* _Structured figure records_
########
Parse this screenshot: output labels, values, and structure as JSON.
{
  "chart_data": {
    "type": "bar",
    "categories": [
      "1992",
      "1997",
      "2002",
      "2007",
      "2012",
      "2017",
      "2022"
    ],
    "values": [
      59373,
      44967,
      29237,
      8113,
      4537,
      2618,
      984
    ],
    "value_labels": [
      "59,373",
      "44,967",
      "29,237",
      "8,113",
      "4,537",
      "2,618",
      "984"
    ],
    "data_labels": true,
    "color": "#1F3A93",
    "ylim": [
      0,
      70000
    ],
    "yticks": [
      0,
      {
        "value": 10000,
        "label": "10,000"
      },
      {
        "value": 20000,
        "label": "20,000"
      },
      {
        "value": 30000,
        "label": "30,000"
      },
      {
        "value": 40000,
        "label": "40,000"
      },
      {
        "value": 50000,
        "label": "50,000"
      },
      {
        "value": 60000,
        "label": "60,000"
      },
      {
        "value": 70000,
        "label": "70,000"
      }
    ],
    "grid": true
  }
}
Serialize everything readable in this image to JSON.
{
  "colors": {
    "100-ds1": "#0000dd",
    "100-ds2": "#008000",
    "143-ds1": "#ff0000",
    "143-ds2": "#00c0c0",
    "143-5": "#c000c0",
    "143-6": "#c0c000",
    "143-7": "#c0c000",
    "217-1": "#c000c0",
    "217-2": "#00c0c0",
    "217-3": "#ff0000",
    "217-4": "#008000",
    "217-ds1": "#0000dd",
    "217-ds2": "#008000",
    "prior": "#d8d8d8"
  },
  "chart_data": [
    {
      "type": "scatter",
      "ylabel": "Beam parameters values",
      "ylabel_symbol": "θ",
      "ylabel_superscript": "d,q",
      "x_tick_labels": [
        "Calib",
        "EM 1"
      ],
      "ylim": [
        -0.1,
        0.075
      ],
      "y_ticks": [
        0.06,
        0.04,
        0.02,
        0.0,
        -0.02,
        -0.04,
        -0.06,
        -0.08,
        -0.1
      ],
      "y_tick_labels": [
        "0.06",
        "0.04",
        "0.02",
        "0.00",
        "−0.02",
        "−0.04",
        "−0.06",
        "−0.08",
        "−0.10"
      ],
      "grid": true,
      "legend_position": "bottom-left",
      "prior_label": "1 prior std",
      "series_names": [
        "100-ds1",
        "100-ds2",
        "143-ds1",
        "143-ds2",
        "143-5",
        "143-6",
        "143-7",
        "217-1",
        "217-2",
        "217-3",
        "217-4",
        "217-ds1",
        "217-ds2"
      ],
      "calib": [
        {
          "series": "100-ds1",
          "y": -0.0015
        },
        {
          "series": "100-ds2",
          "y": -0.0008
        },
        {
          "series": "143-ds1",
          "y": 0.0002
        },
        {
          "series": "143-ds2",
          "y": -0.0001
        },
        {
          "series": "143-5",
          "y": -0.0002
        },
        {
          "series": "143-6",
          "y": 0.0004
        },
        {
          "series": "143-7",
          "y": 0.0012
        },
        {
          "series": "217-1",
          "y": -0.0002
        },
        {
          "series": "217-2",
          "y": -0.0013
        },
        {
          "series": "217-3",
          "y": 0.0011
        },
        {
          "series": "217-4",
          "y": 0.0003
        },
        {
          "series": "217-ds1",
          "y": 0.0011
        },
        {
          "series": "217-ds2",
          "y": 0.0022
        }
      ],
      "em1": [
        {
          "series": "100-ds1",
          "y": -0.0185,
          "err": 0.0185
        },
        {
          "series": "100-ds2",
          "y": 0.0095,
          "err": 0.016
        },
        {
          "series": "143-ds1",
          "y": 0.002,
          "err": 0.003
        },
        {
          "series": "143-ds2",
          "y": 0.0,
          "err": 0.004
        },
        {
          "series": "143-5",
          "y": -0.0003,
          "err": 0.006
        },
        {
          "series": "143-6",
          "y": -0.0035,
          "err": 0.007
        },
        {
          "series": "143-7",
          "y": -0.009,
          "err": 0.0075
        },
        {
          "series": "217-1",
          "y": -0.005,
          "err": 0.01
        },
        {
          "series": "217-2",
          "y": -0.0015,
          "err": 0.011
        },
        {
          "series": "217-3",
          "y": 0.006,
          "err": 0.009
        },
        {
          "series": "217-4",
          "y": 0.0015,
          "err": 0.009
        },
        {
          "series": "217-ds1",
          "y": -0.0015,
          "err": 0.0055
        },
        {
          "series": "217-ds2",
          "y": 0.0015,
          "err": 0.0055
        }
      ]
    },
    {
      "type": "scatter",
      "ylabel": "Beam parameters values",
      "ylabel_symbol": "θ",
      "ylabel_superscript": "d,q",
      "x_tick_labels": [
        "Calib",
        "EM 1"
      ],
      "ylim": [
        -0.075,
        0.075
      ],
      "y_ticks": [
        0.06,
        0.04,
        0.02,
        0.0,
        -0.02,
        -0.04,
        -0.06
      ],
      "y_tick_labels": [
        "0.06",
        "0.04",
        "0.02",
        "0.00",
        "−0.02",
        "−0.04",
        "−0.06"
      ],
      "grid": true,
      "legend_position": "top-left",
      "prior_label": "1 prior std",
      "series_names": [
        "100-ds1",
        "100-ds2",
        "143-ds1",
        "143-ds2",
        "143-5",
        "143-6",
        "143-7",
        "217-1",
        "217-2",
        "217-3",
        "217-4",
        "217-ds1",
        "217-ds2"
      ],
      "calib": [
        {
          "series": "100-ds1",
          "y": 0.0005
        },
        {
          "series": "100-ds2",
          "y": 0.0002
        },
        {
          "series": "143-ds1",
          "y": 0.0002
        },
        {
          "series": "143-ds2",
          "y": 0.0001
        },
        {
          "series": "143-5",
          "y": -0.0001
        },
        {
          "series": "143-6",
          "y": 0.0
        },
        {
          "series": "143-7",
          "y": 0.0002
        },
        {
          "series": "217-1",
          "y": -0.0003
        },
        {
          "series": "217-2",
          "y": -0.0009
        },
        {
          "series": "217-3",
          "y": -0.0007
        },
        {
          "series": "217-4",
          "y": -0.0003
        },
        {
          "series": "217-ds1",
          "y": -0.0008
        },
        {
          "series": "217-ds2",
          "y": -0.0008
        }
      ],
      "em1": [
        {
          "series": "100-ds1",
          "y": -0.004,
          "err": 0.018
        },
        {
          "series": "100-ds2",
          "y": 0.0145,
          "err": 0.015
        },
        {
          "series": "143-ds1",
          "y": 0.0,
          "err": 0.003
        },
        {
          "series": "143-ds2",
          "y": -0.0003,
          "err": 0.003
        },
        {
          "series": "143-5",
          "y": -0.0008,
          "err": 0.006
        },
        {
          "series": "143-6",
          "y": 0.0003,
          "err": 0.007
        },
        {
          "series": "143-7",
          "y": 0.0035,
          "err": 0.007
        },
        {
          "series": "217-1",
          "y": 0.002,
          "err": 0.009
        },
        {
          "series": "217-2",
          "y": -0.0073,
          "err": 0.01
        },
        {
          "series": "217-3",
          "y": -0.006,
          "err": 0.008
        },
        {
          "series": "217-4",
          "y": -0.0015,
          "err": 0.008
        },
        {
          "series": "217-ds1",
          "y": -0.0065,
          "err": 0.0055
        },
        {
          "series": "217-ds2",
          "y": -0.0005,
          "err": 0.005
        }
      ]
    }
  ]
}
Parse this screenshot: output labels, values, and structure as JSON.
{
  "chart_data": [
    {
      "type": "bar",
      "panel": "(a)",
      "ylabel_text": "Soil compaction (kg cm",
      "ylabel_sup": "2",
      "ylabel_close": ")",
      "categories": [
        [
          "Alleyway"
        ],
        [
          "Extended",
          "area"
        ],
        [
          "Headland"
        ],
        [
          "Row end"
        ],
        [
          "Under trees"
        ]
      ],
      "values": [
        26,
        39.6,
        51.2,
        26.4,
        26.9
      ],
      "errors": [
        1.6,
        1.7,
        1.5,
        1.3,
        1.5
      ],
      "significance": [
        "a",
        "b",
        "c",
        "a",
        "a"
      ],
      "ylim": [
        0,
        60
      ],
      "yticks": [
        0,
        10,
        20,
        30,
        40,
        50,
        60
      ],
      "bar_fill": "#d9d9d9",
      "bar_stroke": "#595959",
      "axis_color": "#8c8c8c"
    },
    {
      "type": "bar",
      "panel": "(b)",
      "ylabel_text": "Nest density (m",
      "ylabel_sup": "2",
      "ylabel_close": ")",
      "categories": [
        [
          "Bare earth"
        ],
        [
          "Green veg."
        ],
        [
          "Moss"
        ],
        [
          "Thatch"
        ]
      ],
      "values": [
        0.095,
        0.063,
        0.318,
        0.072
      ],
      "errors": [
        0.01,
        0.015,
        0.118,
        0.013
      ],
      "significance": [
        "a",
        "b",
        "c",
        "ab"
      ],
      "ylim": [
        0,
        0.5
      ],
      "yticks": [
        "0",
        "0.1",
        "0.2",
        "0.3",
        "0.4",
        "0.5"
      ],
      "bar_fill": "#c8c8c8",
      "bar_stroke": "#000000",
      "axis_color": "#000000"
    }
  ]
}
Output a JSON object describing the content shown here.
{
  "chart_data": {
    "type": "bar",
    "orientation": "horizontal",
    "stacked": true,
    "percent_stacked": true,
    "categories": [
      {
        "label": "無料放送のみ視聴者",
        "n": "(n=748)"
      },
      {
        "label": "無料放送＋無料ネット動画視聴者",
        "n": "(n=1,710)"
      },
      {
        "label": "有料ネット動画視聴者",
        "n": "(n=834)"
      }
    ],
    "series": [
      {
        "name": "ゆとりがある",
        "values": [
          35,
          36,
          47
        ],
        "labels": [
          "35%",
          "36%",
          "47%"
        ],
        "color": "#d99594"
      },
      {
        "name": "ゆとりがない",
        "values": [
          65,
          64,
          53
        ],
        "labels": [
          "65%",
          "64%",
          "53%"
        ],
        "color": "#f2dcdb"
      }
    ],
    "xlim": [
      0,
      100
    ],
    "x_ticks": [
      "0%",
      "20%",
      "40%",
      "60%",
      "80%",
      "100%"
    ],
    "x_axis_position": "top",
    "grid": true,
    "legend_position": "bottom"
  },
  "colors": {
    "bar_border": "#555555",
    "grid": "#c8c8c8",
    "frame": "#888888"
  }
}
########
* _Task to carry out_
Exactly and only the lines from the line containing "Output a JSON" through the last line of the entries should be copied, both ends included.

* _The response_
Output a JSON object describing the content shown here.
{
  "chart_data": {
    "type": "bar",
    "orientation": "horizontal",
    "stacked": true,
    "percent_stacked": true,
    "categories": [
      {
        "label": "無料放送のみ視聴者",
        "n": "(n=748)"
      },
      {
        "label": "無料放送＋無料ネット動画視聴者",
        "n": "(n=1,710)"
      },
      {
        "label": "有料ネット動画視聴者",
        "n": "(n=834)"
      }
    ],
    "series": [
      {
        "name": "ゆとりがある",
        "values": [
          35,
          36,
          47
        ],
        "labels": [
          "35%",
          "36%",
          "47%"
        ],
        "color": "#d99594"
      },
      {
        "name": "ゆとりがない",
        "values": [
          65,
          64,
          53
        ],
        "labels": [
          "65%",
          "64%",
          "53%"
        ],
        "color": "#f2dcdb"
      }
    ],
    "xlim": [
      0,
      100
    ],
    "x_ticks": [
      "0%",
      "20%",
      "40%",
      "60%",
      "80%",
      "100%"
    ],
    "x_axis_position": "top",
    "grid": true,
    "legend_position": "bottom"
  },
  "colors": {
    "bar_border": "#555555",
    "grid": "#c8c8c8",
    "frame": "#888888"
  }
}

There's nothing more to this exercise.